Report every line from the material that contains the word "dias".

** START **

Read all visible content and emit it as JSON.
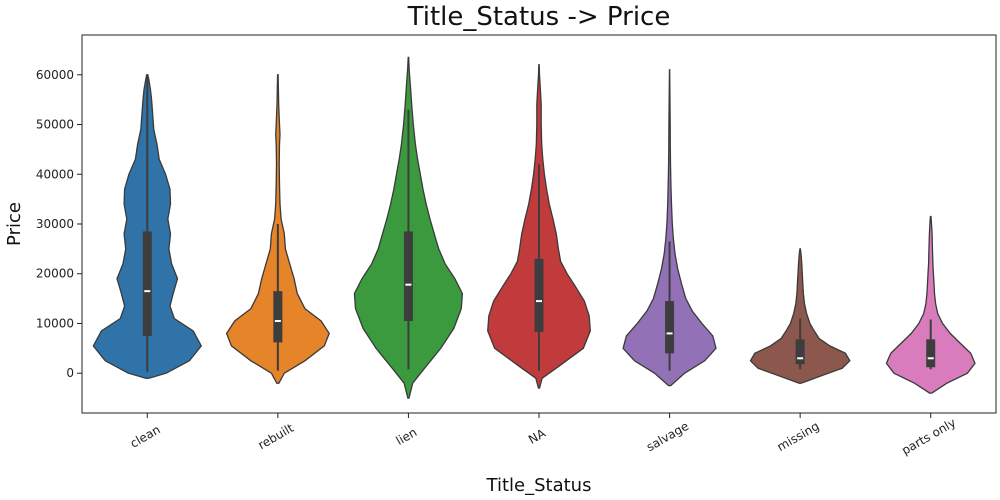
{
  "chart_data": {
    "type": "violin",
    "title": "Title_Status -> Price",
    "xlabel": "Title_Status",
    "ylabel": "Price",
    "ylim": [
      -8000,
      68000
    ],
    "yticks": [
      0,
      10000,
      20000,
      30000,
      40000,
      50000,
      60000
    ],
    "ytick_labels": [
      "0",
      "10000",
      "20000",
      "30000",
      "40000",
      "50000",
      "60000"
    ],
    "grid": false,
    "legend": "none",
    "categories": [
      {
        "name": "clean",
        "color": "#2f73a8",
        "q1": 7500,
        "median": 16500,
        "q3": 28500,
        "whisker_low": 300,
        "whisker_high": 60000,
        "profile": [
          [
            -1000,
            0.03
          ],
          [
            0,
            0.35
          ],
          [
            2500,
            0.78
          ],
          [
            5500,
            1.0
          ],
          [
            8500,
            0.85
          ],
          [
            11000,
            0.5
          ],
          [
            13500,
            0.42
          ],
          [
            16000,
            0.48
          ],
          [
            19000,
            0.56
          ],
          [
            22000,
            0.45
          ],
          [
            25000,
            0.4
          ],
          [
            28000,
            0.43
          ],
          [
            31000,
            0.38
          ],
          [
            34000,
            0.43
          ],
          [
            37000,
            0.42
          ],
          [
            40000,
            0.34
          ],
          [
            43000,
            0.22
          ],
          [
            46000,
            0.18
          ],
          [
            49000,
            0.12
          ],
          [
            52000,
            0.1
          ],
          [
            55000,
            0.08
          ],
          [
            57000,
            0.06
          ],
          [
            59000,
            0.03
          ],
          [
            60000,
            0.01
          ]
        ]
      },
      {
        "name": "rebuilt",
        "color": "#e58428",
        "q1": 6200,
        "median": 10500,
        "q3": 16500,
        "whisker_low": 500,
        "whisker_high": 30000,
        "profile": [
          [
            -2000,
            0.02
          ],
          [
            0,
            0.12
          ],
          [
            2500,
            0.5
          ],
          [
            5500,
            0.86
          ],
          [
            8000,
            0.95
          ],
          [
            10500,
            0.8
          ],
          [
            13000,
            0.5
          ],
          [
            16000,
            0.36
          ],
          [
            19000,
            0.3
          ],
          [
            22000,
            0.22
          ],
          [
            25000,
            0.14
          ],
          [
            28000,
            0.12
          ],
          [
            31000,
            0.06
          ],
          [
            34000,
            0.04
          ],
          [
            38000,
            0.03
          ],
          [
            42000,
            0.025
          ],
          [
            46000,
            0.03
          ],
          [
            48000,
            0.04
          ],
          [
            50000,
            0.03
          ],
          [
            54000,
            0.015
          ],
          [
            57000,
            0.01
          ],
          [
            60000,
            0.005
          ]
        ]
      },
      {
        "name": "lien",
        "color": "#3a9a3d",
        "q1": 10500,
        "median": 17800,
        "q3": 28500,
        "whisker_low": 800,
        "whisker_high": 53000,
        "profile": [
          [
            -5000,
            0.01
          ],
          [
            -2000,
            0.08
          ],
          [
            1000,
            0.3
          ],
          [
            5000,
            0.6
          ],
          [
            9000,
            0.84
          ],
          [
            13000,
            0.98
          ],
          [
            16000,
            1.0
          ],
          [
            19000,
            0.86
          ],
          [
            22000,
            0.68
          ],
          [
            25000,
            0.56
          ],
          [
            28000,
            0.48
          ],
          [
            31000,
            0.4
          ],
          [
            34000,
            0.33
          ],
          [
            37000,
            0.27
          ],
          [
            40000,
            0.22
          ],
          [
            43000,
            0.17
          ],
          [
            46000,
            0.13
          ],
          [
            50000,
            0.09
          ],
          [
            54000,
            0.06
          ],
          [
            58000,
            0.035
          ],
          [
            61000,
            0.015
          ],
          [
            63500,
            0.005
          ]
        ]
      },
      {
        "name": "NA",
        "color": "#c13b3c",
        "q1": 8300,
        "median": 14500,
        "q3": 23000,
        "whisker_low": 500,
        "whisker_high": 42000,
        "profile": [
          [
            -3000,
            0.01
          ],
          [
            -1000,
            0.06
          ],
          [
            1500,
            0.38
          ],
          [
            5000,
            0.82
          ],
          [
            8500,
            0.95
          ],
          [
            11500,
            0.93
          ],
          [
            14500,
            0.84
          ],
          [
            17500,
            0.67
          ],
          [
            20000,
            0.52
          ],
          [
            22500,
            0.4
          ],
          [
            25000,
            0.36
          ],
          [
            28000,
            0.32
          ],
          [
            31000,
            0.26
          ],
          [
            34000,
            0.19
          ],
          [
            37000,
            0.14
          ],
          [
            40000,
            0.1
          ],
          [
            43000,
            0.07
          ],
          [
            46000,
            0.05
          ],
          [
            50000,
            0.04
          ],
          [
            54000,
            0.04
          ],
          [
            57000,
            0.025
          ],
          [
            60000,
            0.01
          ],
          [
            62000,
            0.003
          ]
        ]
      },
      {
        "name": "salvage",
        "color": "#9371b7",
        "q1": 4000,
        "median": 8000,
        "q3": 14500,
        "whisker_low": 500,
        "whisker_high": 26500,
        "profile": [
          [
            -2500,
            0.02
          ],
          [
            0,
            0.28
          ],
          [
            2500,
            0.65
          ],
          [
            5000,
            0.86
          ],
          [
            7500,
            0.8
          ],
          [
            10000,
            0.6
          ],
          [
            12500,
            0.42
          ],
          [
            15000,
            0.3
          ],
          [
            18000,
            0.22
          ],
          [
            21000,
            0.15
          ],
          [
            24000,
            0.1
          ],
          [
            27000,
            0.07
          ],
          [
            30000,
            0.05
          ],
          [
            34000,
            0.035
          ],
          [
            38000,
            0.025
          ],
          [
            42000,
            0.018
          ],
          [
            46000,
            0.014
          ],
          [
            50000,
            0.012
          ],
          [
            54000,
            0.008
          ],
          [
            58000,
            0.005
          ],
          [
            61000,
            0.002
          ]
        ]
      },
      {
        "name": "missing",
        "color": "#8c574c",
        "q1": 1800,
        "median": 3000,
        "q3": 6800,
        "whisker_low": 800,
        "whisker_high": 11000,
        "profile": [
          [
            -2000,
            0.02
          ],
          [
            -500,
            0.4
          ],
          [
            1000,
            0.78
          ],
          [
            2500,
            0.92
          ],
          [
            4000,
            0.84
          ],
          [
            5500,
            0.55
          ],
          [
            7000,
            0.35
          ],
          [
            8500,
            0.26
          ],
          [
            10000,
            0.18
          ],
          [
            12000,
            0.12
          ],
          [
            14000,
            0.08
          ],
          [
            16000,
            0.06
          ],
          [
            18000,
            0.05
          ],
          [
            20000,
            0.04
          ],
          [
            22000,
            0.03
          ],
          [
            24000,
            0.015
          ],
          [
            25000,
            0.005
          ]
        ]
      },
      {
        "name": "parts only",
        "color": "#d97cbd",
        "q1": 1200,
        "median": 3000,
        "q3": 6800,
        "whisker_low": 800,
        "whisker_high": 10800,
        "profile": [
          [
            -4000,
            0.02
          ],
          [
            -2000,
            0.3
          ],
          [
            0,
            0.68
          ],
          [
            2000,
            0.82
          ],
          [
            4000,
            0.74
          ],
          [
            6000,
            0.55
          ],
          [
            8000,
            0.36
          ],
          [
            10000,
            0.22
          ],
          [
            12000,
            0.13
          ],
          [
            14000,
            0.09
          ],
          [
            16000,
            0.07
          ],
          [
            18000,
            0.06
          ],
          [
            20000,
            0.05
          ],
          [
            22000,
            0.04
          ],
          [
            24000,
            0.035
          ],
          [
            26000,
            0.03
          ],
          [
            28000,
            0.025
          ],
          [
            30000,
            0.015
          ],
          [
            31500,
            0.005
          ]
        ]
      }
    ]
  }
}
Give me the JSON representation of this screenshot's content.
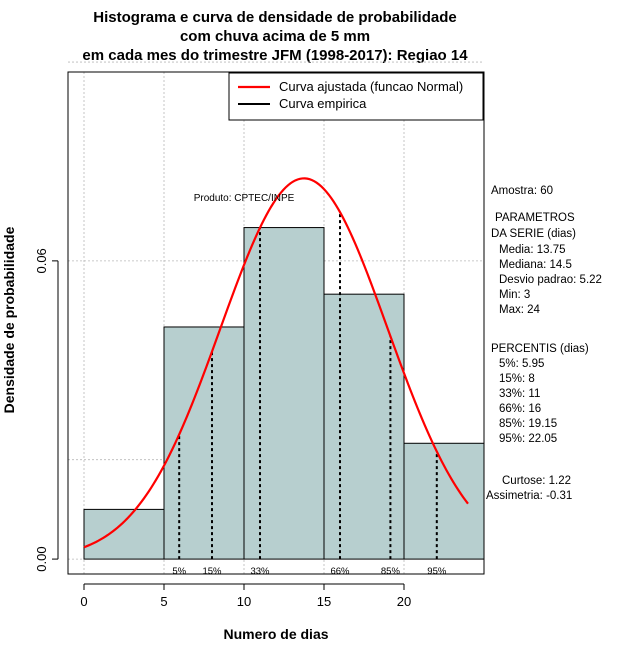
{
  "chart_data": {
    "type": "bar",
    "title_lines": [
      "Histograma e curva de densidade de probabilidade",
      "com chuva acima de 5 mm",
      "em cada mes do trimestre JFM (1998-2017): Regiao 14"
    ],
    "xlabel": "Numero de dias",
    "ylabel": "Densidade de probabilidade",
    "xlim": [
      -1,
      25
    ],
    "ylim": [
      -0.003,
      0.098
    ],
    "x_ticks": [
      0,
      5,
      10,
      15,
      20
    ],
    "y_ticks": [
      0.0,
      0.06
    ],
    "y_tick_labels": [
      "0.00",
      "0.06"
    ],
    "grid_x": [
      0,
      5,
      10,
      15,
      20,
      25
    ],
    "grid_y": [
      0.0,
      0.02,
      0.06,
      0.1
    ],
    "bins": [
      {
        "start": 0,
        "end": 5,
        "density": 0.01
      },
      {
        "start": 5,
        "end": 10,
        "density": 0.0467
      },
      {
        "start": 10,
        "end": 15,
        "density": 0.0667
      },
      {
        "start": 15,
        "end": 20,
        "density": 0.0533
      },
      {
        "start": 20,
        "end": 25,
        "density": 0.0233
      }
    ],
    "bar_color": "#b7cfcf",
    "normal_fit": {
      "name": "Curva ajustada (funcao Normal)",
      "mean": 13.75,
      "sd": 5.22,
      "x_from": 0,
      "x_to": 24,
      "color": "#ff0000"
    },
    "empirical": {
      "name": "Curva empirica",
      "color": "#000000"
    },
    "legend_position": "top-right",
    "percentile_lines": [
      {
        "label": "5%",
        "x": 5.95
      },
      {
        "label": "15%",
        "x": 8
      },
      {
        "label": "33%",
        "x": 11
      },
      {
        "label": "66%",
        "x": 16
      },
      {
        "label": "85%",
        "x": 19.15
      },
      {
        "label": "95%",
        "x": 22.05
      }
    ],
    "watermark": "Produto: CPTEC/INPE",
    "stats": {
      "amostra": "Amostra: 60",
      "param_title_1": "PARAMETROS",
      "param_title_2": "DA SERIE (dias)",
      "media": "Media: 13.75",
      "mediana": "Mediana: 14.5",
      "desvio": "Desvio padrao: 5.22",
      "min": "Min: 3",
      "max": "Max: 24",
      "percentis_title": "PERCENTIS (dias)",
      "p5": "5%: 5.95",
      "p15": "15%: 8",
      "p33": "33%: 11",
      "p66": "66%: 16",
      "p85": "85%: 19.15",
      "p95": "95%: 22.05",
      "curtose": "Curtose: 1.22",
      "assimetria": "Assimetria: -0.31"
    }
  }
}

** END **

**Correct response**.
    "xlabel": "Numero de dias",
      "param_title_2": "DA SERIE (dias)",
      "percentis_title": "PERCENTIS (dias)",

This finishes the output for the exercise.